- _PROVIDED TEXT_:

Bastion of Enlightenment… or Enforcer for Imperialism:
The Case of ISRAEL
Part One
Posted April 16, 2018 | Originally published October 10, 2010 | Revolution Newspaper | revcom.us
“The Case of Israel – Bastion of Enlightenment or Enforcer for Imperialism?”
What is the history of the Israeli State?
What role does Israel play in today’s world?
What is the true history of the Palestinian people, and their dispossession from a land they had lived in for centuries?
What is the relationship between the U.S. and Israel?
In the past few weeks, courageous protests of Palestinian people in Gaza have been viciously suppressed by heavily armed Israeli forces. At least 30 people have been killed, and over 2,500 wounded. The protests continue, and are building towards May 15, the 70th anniversary of the founding of Israel through the violent uprooting of three-fourths of the Palestinian population and the theft of their land. Palestinians mark May 15 as the Nakba – the “Catastrophe”.
In the context of these protests, Revolution begins a serialization of a special issue from 2010, “The Case of Israel – Bastion of Enlightenment or Enforcer for Imperialism?” The questions it addresses are more important than ever.
The state of Israel is projected to the world as an outpost of democracy and tolerance in a sea of hostile, intolerant Islam bent on its destruction. To be considered a credible mainstream voice in U.S. politics, academia, or the media, one must present Israel as a front line of defense against Jihad, and a critical fortress defending "our way of life."
When Israel carries out acts that are simply indefensible under international law, such actions are defended by the U.S., rarely noted in the media, and allowable criticism in the U.S. is constrained to mildly taking issue with Israel's "disproportionate response" to what is always branded "terrorism."
To take just one recent example: In May of this year, the Israeli army violated international law by boarding the Mavi Marmara in international waters. This ship was part of a flotilla bringing relief supplies to Palestinians and challenging Israel's illegal and inhumane blockade of the Palestinian area of Gaza. Israeli military forces killed nine passengers in storming the ship.
An investigation of the deaths on the Mavi Marmara by the Office of the UN High Commissioner for Human Rights determined: "The circumstances of the killing of at least six of the passengers were in a manner consistent with an extra-legal, arbitrary and summary execution." The report found that two passengers, including a 19-year-old U.S. citizen, "were shot at near range while the victims were lying injured on the top deck." Four others "were shot on the bridge deck while not participating in activities that represented a threat to any Israeli soldier. In these instances and possibly other killings on the Mavi Marmara, Israeli forces carried out extralegal, arbitrary and summary executions prohibited by international human rights law, specifically article 6 of the International Covenant on Civil and Political Rights."

Stored items:

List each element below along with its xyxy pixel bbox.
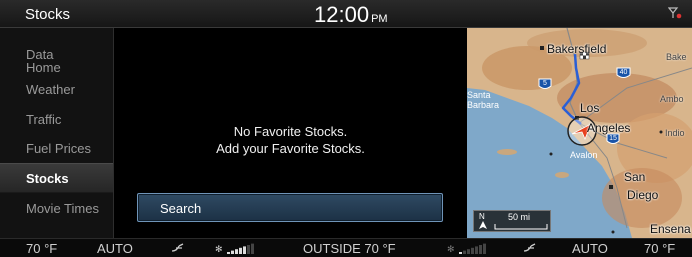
- sidebar-item-label: Weather: [26, 82, 75, 97]
- right-fan-bars: [459, 243, 486, 254]
- empty-message-line2: Add your Favorite Stocks.: [216, 141, 365, 156]
- signal-icon: [668, 7, 682, 19]
- right-auto-mode[interactable]: AUTO: [572, 241, 608, 256]
- scale-distance: 50 mi: [508, 212, 531, 222]
- map-label-angeles: Angeles: [587, 121, 631, 135]
- map-label-san: San: [624, 170, 646, 184]
- right-airflow-icon[interactable]: [522, 242, 538, 254]
- fan-bar: [247, 245, 250, 254]
- fan-bar: [251, 243, 254, 254]
- sidebar-item-stocks[interactable]: Stocks: [0, 163, 113, 193]
- fan-bar: [227, 252, 230, 254]
- sidebar-item-label: Stocks: [26, 171, 69, 186]
- clock-time: 12:00: [314, 2, 370, 27]
- fan-bar: [463, 250, 466, 254]
- clock-ampm: PM: [371, 13, 388, 25]
- map-label-ambo: Ambo: [660, 94, 684, 104]
- map-view[interactable]: 5 40 15 Bakersfield Bake Santa Barbara A…: [467, 28, 692, 238]
- map-label-bake: Bake: [666, 52, 687, 62]
- fan-bar: [483, 243, 486, 254]
- north-indicator: N: [479, 212, 485, 221]
- map-label-indio: Indio: [665, 128, 685, 138]
- svg-text:✻: ✻: [215, 245, 223, 255]
- fan-bar: [479, 245, 482, 254]
- left-airflow-icon[interactable]: [170, 242, 186, 254]
- left-temp[interactable]: 70 °F: [26, 241, 57, 256]
- svg-text:✻: ✻: [447, 245, 455, 255]
- climate-bar: 70 °F AUTO ✻ OUTSIDE 70 °F ✻ AUTO 70 °F: [0, 238, 692, 257]
- map-label-avalon: Avalon: [570, 150, 598, 160]
- fan-bar: [239, 247, 242, 254]
- sidebar: Data Home Weather Traffic Fuel Prices St…: [0, 28, 114, 238]
- map-label-barbara: Barbara: [467, 100, 500, 110]
- outside-temp: OUTSIDE 70 °F: [303, 241, 396, 256]
- fan-bar: [231, 250, 234, 254]
- map-scale: N 50 mi: [473, 210, 551, 232]
- clock: 12:00 PM: [314, 2, 388, 28]
- highway-shield-40: 40: [616, 67, 631, 78]
- fan-bar: [459, 252, 462, 254]
- search-button[interactable]: Search: [137, 193, 443, 222]
- main-content: No Favorite Stocks. Add your Favorite St…: [115, 28, 466, 238]
- empty-message-line1: No Favorite Stocks.: [233, 124, 348, 139]
- fan-bar: [243, 246, 246, 254]
- search-button-label: Search: [160, 201, 202, 216]
- scale-bar-icon: [494, 224, 548, 230]
- right-fan-speed-icon[interactable]: ✻: [447, 242, 491, 255]
- sidebar-item-data-home[interactable]: Data Home: [0, 48, 113, 74]
- map-label-los: Los: [580, 101, 600, 115]
- svg-text:40: 40: [620, 69, 628, 76]
- fan-bar: [235, 249, 238, 254]
- fan-bar: [475, 246, 478, 254]
- sidebar-item-fuel-prices[interactable]: Fuel Prices: [0, 141, 113, 156]
- map-label-santa: Santa: [467, 90, 491, 100]
- sidebar-item-label: Movie Times: [26, 201, 99, 216]
- north-arrow-icon: [479, 221, 487, 229]
- app-title: Stocks: [25, 6, 71, 23]
- fan-bar: [471, 247, 474, 254]
- sidebar-item-movie-times[interactable]: Movie Times: [0, 201, 113, 216]
- sidebar-item-label: Fuel Prices: [26, 141, 92, 156]
- left-auto-mode[interactable]: AUTO: [97, 241, 133, 256]
- sidebar-item-weather[interactable]: Weather: [0, 82, 113, 97]
- sidebar-item-label: Data Home: [26, 47, 61, 75]
- map-label-bakersfield: Bakersfield: [547, 42, 607, 56]
- map-terrain: 5 40 15: [467, 28, 692, 238]
- map-label-ensena: Ensena: [650, 222, 691, 236]
- right-temp[interactable]: 70 °F: [644, 241, 675, 256]
- svg-text:5: 5: [543, 80, 547, 87]
- status-bar: Stocks 12:00 PM: [0, 0, 692, 28]
- svg-text:15: 15: [609, 135, 617, 142]
- map-label-diego: Diego: [627, 188, 659, 202]
- sidebar-item-traffic[interactable]: Traffic: [0, 112, 113, 127]
- left-fan-speed-icon[interactable]: ✻: [215, 242, 259, 255]
- highway-shield-5: 5: [538, 78, 552, 89]
- highway-shield-15: 15: [606, 133, 620, 144]
- left-fan-bars: [227, 243, 254, 254]
- fan-bar: [467, 249, 470, 254]
- sidebar-item-label: Traffic: [26, 112, 62, 127]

- _REQUIRED TASKS_:
- a) Reproduce the passage of the article on Israel word for word, starting at "What role does" and ending at "in for centuries?".
- b) Identify each line of the records that contains the string "Home" and copy those lines out in full. The match is case-sensitive.

- _ANSWERS GIVEN_:
- a)
What role does Israel play in today’s world?
What is the true history of the Palestinian people, and their dispossession from a land they had lived in for centuries?

- b)
- sidebar: Data Home Weather Traffic Fuel Prices St…: [0, 28, 114, 238]
- sidebar-item-data-home[interactable]: Data Home: [0, 48, 113, 74]
- sidebar-item-label: Data Home: [26, 47, 61, 75]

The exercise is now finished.